## Written exercise
Can you transcribe every line exactly and leave the pictures behind?

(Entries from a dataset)

+---+

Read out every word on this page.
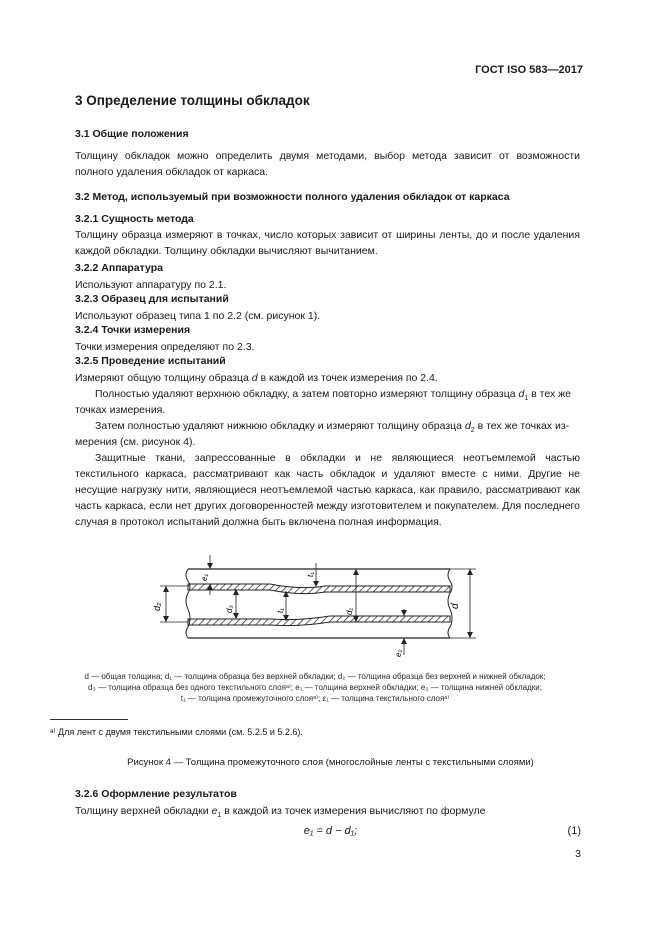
ГОСТ ISO 583—2017
3 Определение толщины обкладок
3.1 Общие положения
Толщину обкладок можно определить двумя методами, выбор метода зависит от возможности полного удаления обкладок от каркаса.
3.2 Метод, используемый при возможности полного удаления обкладок от каркаса
3.2.1 Сущность метода
Толщину образца измеряют в точках, число которых зависит от ширины ленты, до и после удаления каждой обкладки. Толщину обкладки вычисляют вычитанием.
3.2.2 Аппаратура
Используют аппаратуру по 2.1.
3.2.3 Образец для испытаний
Используют образец типа 1 по 2.2 (см. рисунок 1).
3.2.4 Точки измерения
Точки измерения определяют по 2.3.
3.2.5 Проведение испытаний
Измеряют общую толщину образца d в каждой из точек измерения по 2.4.
Полностью удаляют верхнюю обкладку, а затем повторно измеряют толщину образца $d_1$ в тех же
точках измерения.
Затем полностью удаляют нижнюю обкладку и измеряют толщину образца $d_2$ в тех же точках из-
мерения (см. рисунок 4).
Защитные ткани, запрессованные в обкладки и не являющиеся неотъемлемой частью текстильного каркаса, рассматривают как часть обкладок и удаляют вместе с ними. Другие не несущие нагрузку нити, являющиеся неотъемлемой частью каркаса, как правило, рассматривают как часть каркаса, если нет других договоренностей между изготовителем и покупателем. Для последнего случая в протокол испытаний должна быть включена полная информация.
d
d₂
e₁
d₃	t₁
t₁
d₁
e₂
d — общая толщина; d₁ — толщина образца без верхней обкладки; d₂ — толщина образца без верхней и нижней обкладок;
d₃ — толщина образца без одного текстильного слояᵃ⁾; e₁ — толщина верхней обкладки; e₂ — толщина нижней обкладки;
t₁ — толщина промежуточного слояᵃ⁾; ε₁ — толщина текстильного слояᵃ⁾
ᵃ⁾ Для лент с двумя текстильными слоями (см. 5.2.5 и 5.2.6).
Рисунок 4 — Толщина промежуточного слоя (многослойные ленты с текстильными слоями)
3.2.6 Оформление результатов
Толщину верхней обкладки $e_1$ в каждой из точек измерения вычисляют по формуле
e₁ = d − d₁;	(1)
3
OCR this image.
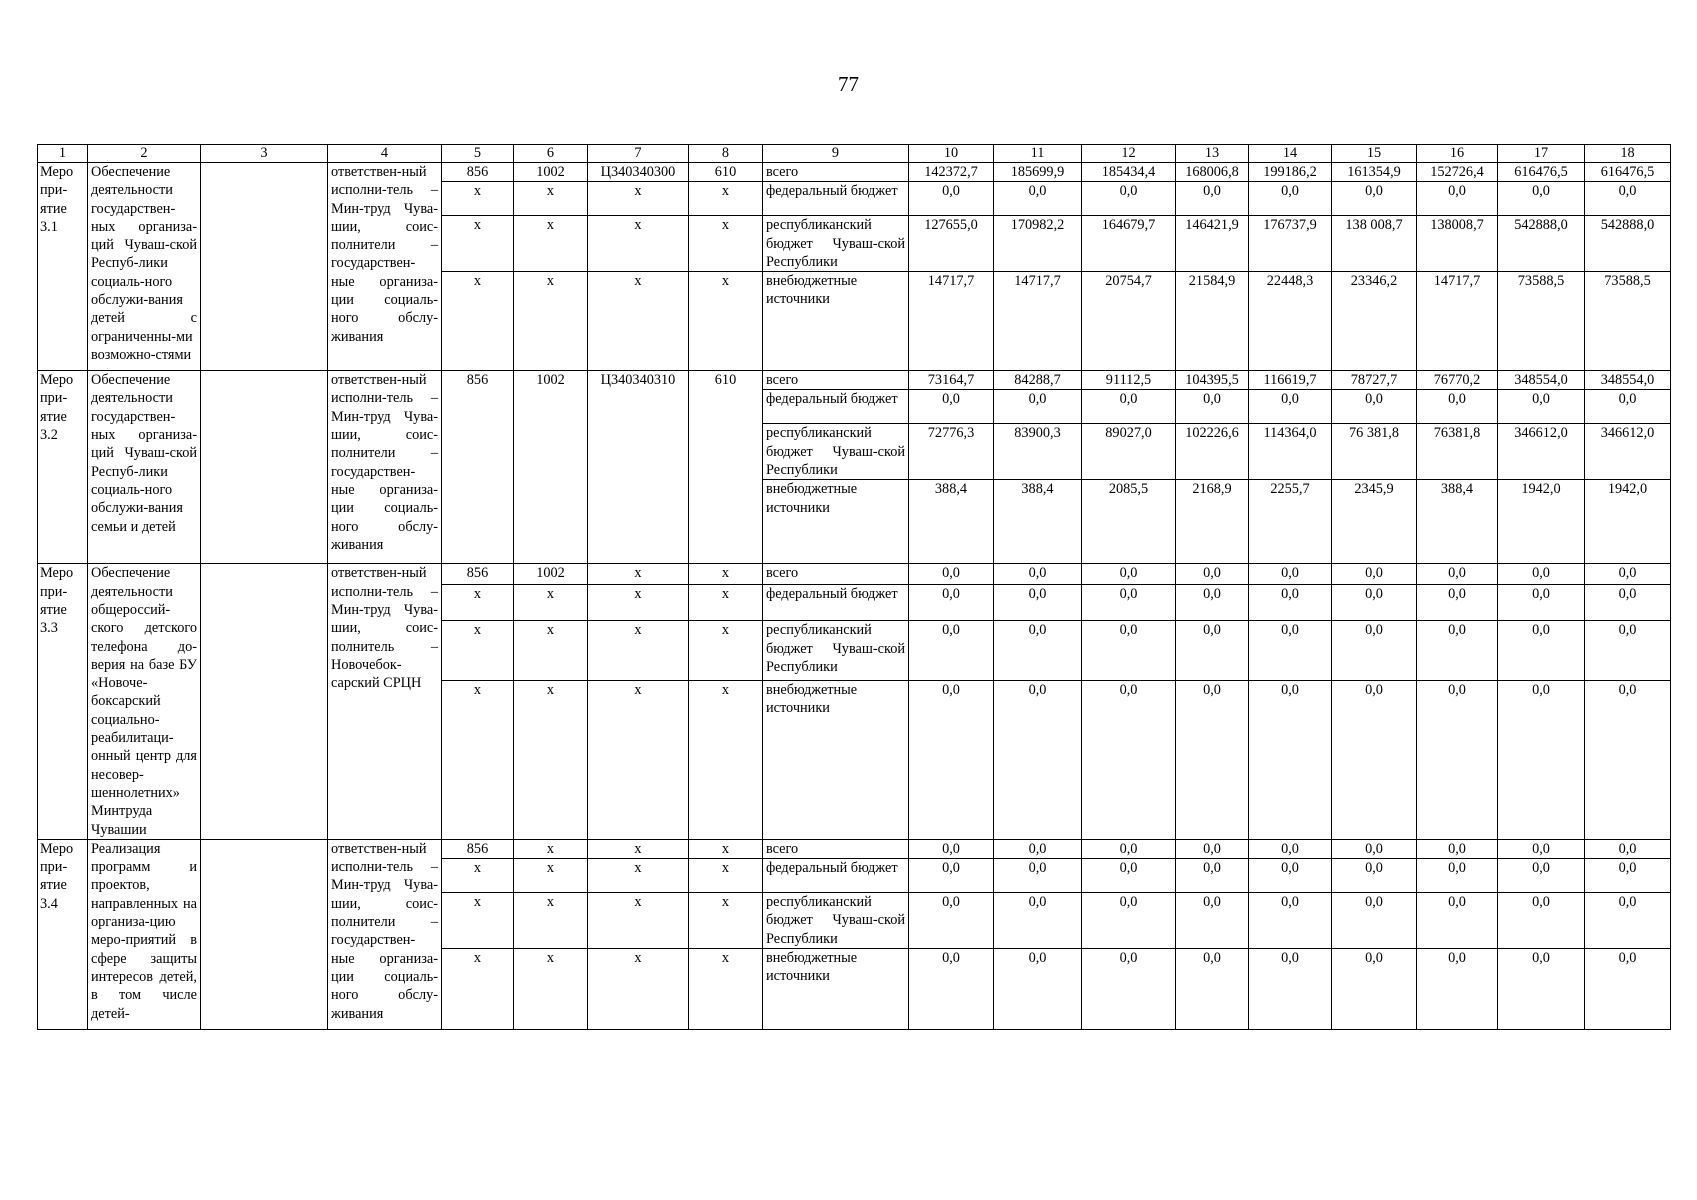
77
1	2	3	4	5	6	7	8	9	10	11	12	13	14	15	16	17	18
Меро
при-
ятие
3.1	Обеспечение деятельности государствен-ных организа-ций Чуваш-ской Респуб-лики социаль-ного обслужи-вания детей с ограниченны-ми возможно-стями		ответствен-ный исполни-тель – Мин-труд Чува-шии, соис-полнители – государствен-ные организа-ции социаль-ного обслу-живания	856	1002	Ц340340300	610	всего	142372,7	185699,9	185434,4	168006,8	199186,2	161354,9	152726,4	616476,5	616476,5
				х	х	х	х	федеральный бюджет	0,0	0,0	0,0	0,0	0,0	0,0	0,0	0,0	0,0
				х	х	х	х	республиканский бюджет Чуваш-ской Республики	127655,0	170982,2	164679,7	146421,9	176737,9	138 008,7	138008,7	542888,0	542888,0
				х	х	х	х	внебюджетные источники	14717,7	14717,7	20754,7	21584,9	22448,3	23346,2	14717,7	73588,5	73588,5
Меро
при-
ятие
3.2	Обеспечение деятельности государствен-ных организа-ций Чуваш-ской Респуб-лики социаль-ного обслужи-вания семьи и детей		ответствен-ный исполни-тель – Мин-труд Чува-шии, соис-полнители – государствен-ные организа-ции социаль-ного обслу-живания	856	1002	Ц340340310	610	всего	73164,7	84288,7	91112,5	104395,5	116619,7	78727,7	76770,2	348554,0	348554,0
								федеральный бюджет	0,0	0,0	0,0	0,0	0,0	0,0	0,0	0,0	0,0
								республиканский бюджет Чуваш-ской Республики	72776,3	83900,3	89027,0	102226,6	114364,0	76 381,8	76381,8	346612,0	346612,0
								внебюджетные источники	388,4	388,4	2085,5	2168,9	2255,7	2345,9	388,4	1942,0	1942,0
Меро
при-
ятие
3.3	Обеспечение деятельности общероссий-ского детского телефона до-верия на базе БУ «Новоче-боксарский социально-реабилитаци-онный центр для несовер-шеннолетних» Минтруда Чувашии		ответствен-ный исполни-тель – Мин-труд Чува-шии, соис-полнитель – Новочебок-сарский СРЦН	856	1002	х	х	всего	0,0	0,0	0,0	0,0	0,0	0,0	0,0	0,0	0,0
				х	х	х	х	федеральный бюджет	0,0	0,0	0,0	0,0	0,0	0,0	0,0	0,0	0,0
				х	х	х	х	республиканский бюджет Чуваш-ской Республики	0,0	0,0	0,0	0,0	0,0	0,0	0,0	0,0	0,0
				х	х	х	х	внебюджетные источники	0,0	0,0	0,0	0,0	0,0	0,0	0,0	0,0	0,0
Меро
при-
ятие
3.4	Реализация программ и проектов, направленных на организа-цию меро-приятий в сфере защиты интересов детей, в том числе детей-		ответствен-ный исполни-тель – Мин-труд Чува-шии, соис-полнители – государствен-ные организа-ции социаль-ного обслу-живания	856	х	х	х	всего	0,0	0,0	0,0	0,0	0,0	0,0	0,0	0,0	0,0
				х	х	х	х	федеральный бюджет	0,0	0,0	0,0	0,0	0,0	0,0	0,0	0,0	0,0
				х	х	х	х	республиканский бюджет Чуваш-ской Республики	0,0	0,0	0,0	0,0	0,0	0,0	0,0	0,0	0,0
				х	х	х	х	внебюджетные источники	0,0	0,0	0,0	0,0	0,0	0,0	0,0	0,0	0,0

+---+

## Final result
Read out every word on this page.
ГОСТ ISO 583—2017
3 Определение толщины обкладок
3.1 Общие положения
Толщину обкладок можно определить двумя методами, выбор метода зависит от возможности полного удаления обкладок от каркаса.
3.2 Метод, используемый при возможности полного удаления обкладок от каркаса
3.2.1 Сущность метода
Толщину образца измеряют в точках, число которых зависит от ширины ленты, до и после удаления каждой обкладки. Толщину обкладки вычисляют вычитанием.
3.2.2 Аппаратура
Используют аппаратуру по 2.1.
3.2.3 Образец для испытаний
Используют образец типа 1 по 2.2 (см. рисунок 1).
3.2.4 Точки измерения
Точки измерения определяют по 2.3.
3.2.5 Проведение испытаний
Измеряют общую толщину образца d в каждой из точек измерения по 2.4.
Полностью удаляют верхнюю обкладку, а затем повторно измеряют толщину образца $d_1$ в тех же
точках измерения.
Затем полностью удаляют нижнюю обкладку и измеряют толщину образца $d_2$ в тех же точках из-
мерения (см. рисунок 4).
Защитные ткани, запрессованные в обкладки и не являющиеся неотъемлемой частью текстильного каркаса, рассматривают как часть обкладок и удаляют вместе с ними. Другие не несущие нагрузку нити, являющиеся неотъемлемой частью каркаса, как правило, рассматривают как часть каркаса, если нет других договоренностей между изготовителем и покупателем. Для последнего случая в протокол испытаний должна быть включена полная информация.
d
d₂
e₁
d₃	t₁
t₁
d₁
e₂
d — общая толщина; d₁ — толщина образца без верхней обкладки; d₂ — толщина образца без верхней и нижней обкладок;
d₃ — толщина образца без одного текстильного слояᵃ⁾; e₁ — толщина верхней обкладки; e₂ — толщина нижней обкладки;
t₁ — толщина промежуточного слояᵃ⁾; ε₁ — толщина текстильного слояᵃ⁾
ᵃ⁾ Для лент с двумя текстильными слоями (см. 5.2.5 и 5.2.6).
Рисунок 4 — Толщина промежуточного слоя (многослойные ленты с текстильными слоями)
3.2.6 Оформление результатов
Толщину верхней обкладки $e_1$ в каждой из точек измерения вычисляют по формуле
e₁ = d − d₁;	(1)
3
OCR this image.
77
1	2	3	4	5	6	7	8	9	10	11	12	13	14	15	16	17	18
Меро
при-
ятие
3.1	Обеспечение деятельности государствен-ных организа-ций Чуваш-ской Респуб-лики социаль-ного обслужи-вания детей с ограниченны-ми возможно-стями		ответствен-ный исполни-тель – Мин-труд Чува-шии, соис-полнители – государствен-ные организа-ции социаль-ного обслу-живания	856	1002	Ц340340300	610	всего	142372,7	185699,9	185434,4	168006,8	199186,2	161354,9	152726,4	616476,5	616476,5
				х	х	х	х	федеральный бюджет	0,0	0,0	0,0	0,0	0,0	0,0	0,0	0,0	0,0
				х	х	х	х	республиканский бюджет Чуваш-ской Республики	127655,0	170982,2	164679,7	146421,9	176737,9	138 008,7	138008,7	542888,0	542888,0
				х	х	х	х	внебюджетные источники	14717,7	14717,7	20754,7	21584,9	22448,3	23346,2	14717,7	73588,5	73588,5
Меро
при-
ятие
3.2	Обеспечение деятельности государствен-ных организа-ций Чуваш-ской Респуб-лики социаль-ного обслужи-вания семьи и детей		ответствен-ный исполни-тель – Мин-труд Чува-шии, соис-полнители – государствен-ные организа-ции социаль-ного обслу-живания	856	1002	Ц340340310	610	всего	73164,7	84288,7	91112,5	104395,5	116619,7	78727,7	76770,2	348554,0	348554,0
								федеральный бюджет	0,0	0,0	0,0	0,0	0,0	0,0	0,0	0,0	0,0
								республиканский бюджет Чуваш-ской Республики	72776,3	83900,3	89027,0	102226,6	114364,0	76 381,8	76381,8	346612,0	346612,0
								внебюджетные источники	388,4	388,4	2085,5	2168,9	2255,7	2345,9	388,4	1942,0	1942,0
Меро
при-
ятие
3.3	Обеспечение деятельности общероссий-ского детского телефона до-верия на базе БУ «Новоче-боксарский социально-реабилитаци-онный центр для несовер-шеннолетних» Минтруда Чувашии		ответствен-ный исполни-тель – Мин-труд Чува-шии, соис-полнитель – Новочебок-сарский СРЦН	856	1002	х	х	всего	0,0	0,0	0,0	0,0	0,0	0,0	0,0	0,0	0,0
				х	х	х	х	федеральный бюджет	0,0	0,0	0,0	0,0	0,0	0,0	0,0	0,0	0,0
				х	х	х	х	республиканский бюджет Чуваш-ской Республики	0,0	0,0	0,0	0,0	0,0	0,0	0,0	0,0	0,0
				х	х	х	х	внебюджетные источники	0,0	0,0	0,0	0,0	0,0	0,0	0,0	0,0	0,0
Меро
при-
ятие
3.4	Реализация программ и проектов, направленных на организа-цию меро-приятий в сфере защиты интересов детей, в том числе детей-		ответствен-ный исполни-тель – Мин-труд Чува-шии, соис-полнители – государствен-ные организа-ции социаль-ного обслу-живания	856	х	х	х	всего	0,0	0,0	0,0	0,0	0,0	0,0	0,0	0,0	0,0
				х	х	х	х	федеральный бюджет	0,0	0,0	0,0	0,0	0,0	0,0	0,0	0,0	0,0
				х	х	х	х	республиканский бюджет Чуваш-ской Республики	0,0	0,0	0,0	0,0	0,0	0,0	0,0	0,0	0,0
				х	х	х	х	внебюджетные источники	0,0	0,0	0,0	0,0	0,0	0,0	0,0	0,0	0,0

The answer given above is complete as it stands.